- **WHAT YOU NEED TO DO**: An exact copy of every record is needed.
** START OF DATA **
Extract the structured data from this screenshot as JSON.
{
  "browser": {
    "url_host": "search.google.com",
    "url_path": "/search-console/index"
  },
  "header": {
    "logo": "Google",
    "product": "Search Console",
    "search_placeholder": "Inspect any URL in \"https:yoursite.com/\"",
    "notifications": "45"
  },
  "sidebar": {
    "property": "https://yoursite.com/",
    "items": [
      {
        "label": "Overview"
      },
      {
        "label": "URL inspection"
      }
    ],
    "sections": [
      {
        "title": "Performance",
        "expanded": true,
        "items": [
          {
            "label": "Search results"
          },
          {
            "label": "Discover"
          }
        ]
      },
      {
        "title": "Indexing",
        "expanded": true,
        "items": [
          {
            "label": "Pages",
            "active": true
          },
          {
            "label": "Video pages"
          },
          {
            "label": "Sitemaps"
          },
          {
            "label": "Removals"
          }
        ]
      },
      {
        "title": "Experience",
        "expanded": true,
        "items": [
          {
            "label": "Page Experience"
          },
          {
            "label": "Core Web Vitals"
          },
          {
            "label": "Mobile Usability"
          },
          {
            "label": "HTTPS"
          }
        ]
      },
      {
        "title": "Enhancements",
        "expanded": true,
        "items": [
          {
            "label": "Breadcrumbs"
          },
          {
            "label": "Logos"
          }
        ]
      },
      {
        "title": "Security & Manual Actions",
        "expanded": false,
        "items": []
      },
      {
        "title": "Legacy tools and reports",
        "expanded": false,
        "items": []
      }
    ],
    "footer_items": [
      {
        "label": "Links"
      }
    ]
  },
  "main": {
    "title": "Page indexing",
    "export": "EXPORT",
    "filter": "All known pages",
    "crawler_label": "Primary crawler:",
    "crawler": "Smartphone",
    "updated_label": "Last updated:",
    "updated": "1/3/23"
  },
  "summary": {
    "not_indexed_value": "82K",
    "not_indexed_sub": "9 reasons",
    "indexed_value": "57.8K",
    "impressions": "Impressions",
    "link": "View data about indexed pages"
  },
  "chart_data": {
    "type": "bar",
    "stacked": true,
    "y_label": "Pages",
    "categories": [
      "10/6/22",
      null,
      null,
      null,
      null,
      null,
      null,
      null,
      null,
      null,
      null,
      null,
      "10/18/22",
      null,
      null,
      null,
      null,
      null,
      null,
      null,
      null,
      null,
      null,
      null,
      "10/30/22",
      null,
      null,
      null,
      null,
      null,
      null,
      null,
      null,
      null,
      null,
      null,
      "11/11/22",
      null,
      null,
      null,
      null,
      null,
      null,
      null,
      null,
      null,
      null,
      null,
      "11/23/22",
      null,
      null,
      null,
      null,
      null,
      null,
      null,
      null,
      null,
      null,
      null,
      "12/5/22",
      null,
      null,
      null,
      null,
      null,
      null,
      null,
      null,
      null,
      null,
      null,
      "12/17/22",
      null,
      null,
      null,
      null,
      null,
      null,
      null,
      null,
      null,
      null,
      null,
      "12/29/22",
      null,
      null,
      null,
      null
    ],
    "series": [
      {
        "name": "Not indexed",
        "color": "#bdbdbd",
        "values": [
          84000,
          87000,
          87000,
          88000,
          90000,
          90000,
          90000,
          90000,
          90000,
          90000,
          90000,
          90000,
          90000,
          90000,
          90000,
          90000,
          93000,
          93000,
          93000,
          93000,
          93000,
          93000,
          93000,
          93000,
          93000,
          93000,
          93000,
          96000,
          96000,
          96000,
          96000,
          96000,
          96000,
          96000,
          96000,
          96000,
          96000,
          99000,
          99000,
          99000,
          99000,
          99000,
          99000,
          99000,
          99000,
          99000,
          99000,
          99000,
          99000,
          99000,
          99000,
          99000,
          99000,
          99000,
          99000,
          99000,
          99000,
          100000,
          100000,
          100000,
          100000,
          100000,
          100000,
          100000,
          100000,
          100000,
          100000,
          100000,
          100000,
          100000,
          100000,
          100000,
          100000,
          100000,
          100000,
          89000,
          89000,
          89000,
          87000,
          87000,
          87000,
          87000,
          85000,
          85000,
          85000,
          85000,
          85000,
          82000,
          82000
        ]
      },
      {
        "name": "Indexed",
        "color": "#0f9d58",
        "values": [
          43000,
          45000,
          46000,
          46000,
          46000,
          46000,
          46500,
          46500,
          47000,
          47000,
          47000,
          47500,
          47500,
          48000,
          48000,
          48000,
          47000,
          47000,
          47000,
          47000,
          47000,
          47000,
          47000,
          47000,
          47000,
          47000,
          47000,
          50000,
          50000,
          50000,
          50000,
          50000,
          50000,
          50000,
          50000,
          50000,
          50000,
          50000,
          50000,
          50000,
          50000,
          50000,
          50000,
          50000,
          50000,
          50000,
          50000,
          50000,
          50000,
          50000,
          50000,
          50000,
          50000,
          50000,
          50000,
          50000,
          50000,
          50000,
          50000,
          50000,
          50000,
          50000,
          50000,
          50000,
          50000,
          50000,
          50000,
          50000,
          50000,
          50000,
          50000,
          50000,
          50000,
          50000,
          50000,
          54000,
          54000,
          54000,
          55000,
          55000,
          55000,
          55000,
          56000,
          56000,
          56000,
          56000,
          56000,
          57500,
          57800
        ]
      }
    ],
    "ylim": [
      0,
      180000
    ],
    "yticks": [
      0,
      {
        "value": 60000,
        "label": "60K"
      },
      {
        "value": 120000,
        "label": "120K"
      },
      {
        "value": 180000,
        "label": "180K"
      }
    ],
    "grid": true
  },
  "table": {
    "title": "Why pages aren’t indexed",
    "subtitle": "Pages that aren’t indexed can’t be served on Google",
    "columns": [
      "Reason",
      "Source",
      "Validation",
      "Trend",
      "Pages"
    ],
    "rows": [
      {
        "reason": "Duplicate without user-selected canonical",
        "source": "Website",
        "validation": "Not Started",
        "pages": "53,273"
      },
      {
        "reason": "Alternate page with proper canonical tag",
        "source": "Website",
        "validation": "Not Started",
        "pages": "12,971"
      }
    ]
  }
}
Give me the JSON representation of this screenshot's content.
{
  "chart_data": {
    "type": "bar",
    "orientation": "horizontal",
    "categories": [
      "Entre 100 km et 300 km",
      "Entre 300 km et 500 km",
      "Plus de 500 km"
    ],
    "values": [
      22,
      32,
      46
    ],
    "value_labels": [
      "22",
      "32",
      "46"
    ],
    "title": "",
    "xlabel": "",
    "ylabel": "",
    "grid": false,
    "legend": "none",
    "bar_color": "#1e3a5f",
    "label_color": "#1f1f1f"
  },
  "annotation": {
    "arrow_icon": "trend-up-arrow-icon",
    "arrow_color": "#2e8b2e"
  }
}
** END OF DATA **
- **FULL ANSWER**:
Extract the structured data from this screenshot as JSON.
{
  "browser": {
    "url_host": "search.google.com",
    "url_path": "/search-console/index"
  },
  "header": {
    "logo": "Google",
    "product": "Search Console",
    "search_placeholder": "Inspect any URL in \"https:yoursite.com/\"",
    "notifications": "45"
  },
  "sidebar": {
    "property": "https://yoursite.com/",
    "items": [
      {
        "label": "Overview"
      },
      {
        "label": "URL inspection"
      }
    ],
    "sections": [
      {
        "title": "Performance",
        "expanded": true,
        "items": [
          {
            "label": "Search results"
          },
          {
            "label": "Discover"
          }
        ]
      },
      {
        "title": "Indexing",
        "expanded": true,
        "items": [
          {
            "label": "Pages",
            "active": true
          },
          {
            "label": "Video pages"
          },
          {
            "label": "Sitemaps"
          },
          {
            "label": "Removals"
          }
        ]
      },
      {
        "title": "Experience",
        "expanded": true,
        "items": [
          {
            "label": "Page Experience"
          },
          {
            "label": "Core Web Vitals"
          },
          {
            "label": "Mobile Usability"
          },
          {
            "label": "HTTPS"
          }
        ]
      },
      {
        "title": "Enhancements",
        "expanded": true,
        "items": [
          {
            "label": "Breadcrumbs"
          },
          {
            "label": "Logos"
          }
        ]
      },
      {
        "title": "Security & Manual Actions",
        "expanded": false,
        "items": []
      },
      {
        "title": "Legacy tools and reports",
        "expanded": false,
        "items": []
      }
    ],
    "footer_items": [
      {
        "label": "Links"
      }
    ]
  },
  "main": {
    "title": "Page indexing",
    "export": "EXPORT",
    "filter": "All known pages",
    "crawler_label": "Primary crawler:",
    "crawler": "Smartphone",
    "updated_label": "Last updated:",
    "updated": "1/3/23"
  },
  "summary": {
    "not_indexed_value": "82K",
    "not_indexed_sub": "9 reasons",
    "indexed_value": "57.8K",
    "impressions": "Impressions",
    "link": "View data about indexed pages"
  },
  "chart_data": {
    "type": "bar",
    "stacked": true,
    "y_label": "Pages",
    "categories": [
      "10/6/22",
      null,
      null,
      null,
      null,
      null,
      null,
      null,
      null,
      null,
      null,
      null,
      "10/18/22",
      null,
      null,
      null,
      null,
      null,
      null,
      null,
      null,
      null,
      null,
      null,
      "10/30/22",
      null,
      null,
      null,
      null,
      null,
      null,
      null,
      null,
      null,
      null,
      null,
      "11/11/22",
      null,
      null,
      null,
      null,
      null,
      null,
      null,
      null,
      null,
      null,
      null,
      "11/23/22",
      null,
      null,
      null,
      null,
      null,
      null,
      null,
      null,
      null,
      null,
      null,
      "12/5/22",
      null,
      null,
      null,
      null,
      null,
      null,
      null,
      null,
      null,
      null,
      null,
      "12/17/22",
      null,
      null,
      null,
      null,
      null,
      null,
      null,
      null,
      null,
      null,
      null,
      "12/29/22",
      null,
      null,
      null,
      null
    ],
    "series": [
      {
        "name": "Not indexed",
        "color": "#bdbdbd",
        "values": [
          84000,
          87000,
          87000,
          88000,
          90000,
          90000,
          90000,
          90000,
          90000,
          90000,
          90000,
          90000,
          90000,
          90000,
          90000,
          90000,
          93000,
          93000,
          93000,
          93000,
          93000,
          93000,
          93000,
          93000,
          93000,
          93000,
          93000,
          96000,
          96000,
          96000,
          96000,
          96000,
          96000,
          96000,
          96000,
          96000,
          96000,
          99000,
          99000,
          99000,
          99000,
          99000,
          99000,
          99000,
          99000,
          99000,
          99000,
          99000,
          99000,
          99000,
          99000,
          99000,
          99000,
          99000,
          99000,
          99000,
          99000,
          100000,
          100000,
          100000,
          100000,
          100000,
          100000,
          100000,
          100000,
          100000,
          100000,
          100000,
          100000,
          100000,
          100000,
          100000,
          100000,
          100000,
          100000,
          89000,
          89000,
          89000,
          87000,
          87000,
          87000,
          87000,
          85000,
          85000,
          85000,
          85000,
          85000,
          82000,
          82000
        ]
      },
      {
        "name": "Indexed",
        "color": "#0f9d58",
        "values": [
          43000,
          45000,
          46000,
          46000,
          46000,
          46000,
          46500,
          46500,
          47000,
          47000,
          47000,
          47500,
          47500,
          48000,
          48000,
          48000,
          47000,
          47000,
          47000,
          47000,
          47000,
          47000,
          47000,
          47000,
          47000,
          47000,
          47000,
          50000,
          50000,
          50000,
          50000,
          50000,
          50000,
          50000,
          50000,
          50000,
          50000,
          50000,
          50000,
          50000,
          50000,
          50000,
          50000,
          50000,
          50000,
          50000,
          50000,
          50000,
          50000,
          50000,
          50000,
          50000,
          50000,
          50000,
          50000,
          50000,
          50000,
          50000,
          50000,
          50000,
          50000,
          50000,
          50000,
          50000,
          50000,
          50000,
          50000,
          50000,
          50000,
          50000,
          50000,
          50000,
          50000,
          50000,
          50000,
          54000,
          54000,
          54000,
          55000,
          55000,
          55000,
          55000,
          56000,
          56000,
          56000,
          56000,
          56000,
          57500,
          57800
        ]
      }
    ],
    "ylim": [
      0,
      180000
    ],
    "yticks": [
      0,
      {
        "value": 60000,
        "label": "60K"
      },
      {
        "value": 120000,
        "label": "120K"
      },
      {
        "value": 180000,
        "label": "180K"
      }
    ],
    "grid": true
  },
  "table": {
    "title": "Why pages aren’t indexed",
    "subtitle": "Pages that aren’t indexed can’t be served on Google",
    "columns": [
      "Reason",
      "Source",
      "Validation",
      "Trend",
      "Pages"
    ],
    "rows": [
      {
        "reason": "Duplicate without user-selected canonical",
        "source": "Website",
        "validation": "Not Started",
        "pages": "53,273"
      },
      {
        "reason": "Alternate page with proper canonical tag",
        "source": "Website",
        "validation": "Not Started",
        "pages": "12,971"
      }
    ]
  }
}
Give me the JSON representation of this screenshot's content.
{
  "chart_data": {
    "type": "bar",
    "orientation": "horizontal",
    "categories": [
      "Entre 100 km et 300 km",
      "Entre 300 km et 500 km",
      "Plus de 500 km"
    ],
    "values": [
      22,
      32,
      46
    ],
    "value_labels": [
      "22",
      "32",
      "46"
    ],
    "title": "",
    "xlabel": "",
    "ylabel": "",
    "grid": false,
    "legend": "none",
    "bar_color": "#1e3a5f",
    "label_color": "#1f1f1f"
  },
  "annotation": {
    "arrow_icon": "trend-up-arrow-icon",
    "arrow_color": "#2e8b2e"
  }
}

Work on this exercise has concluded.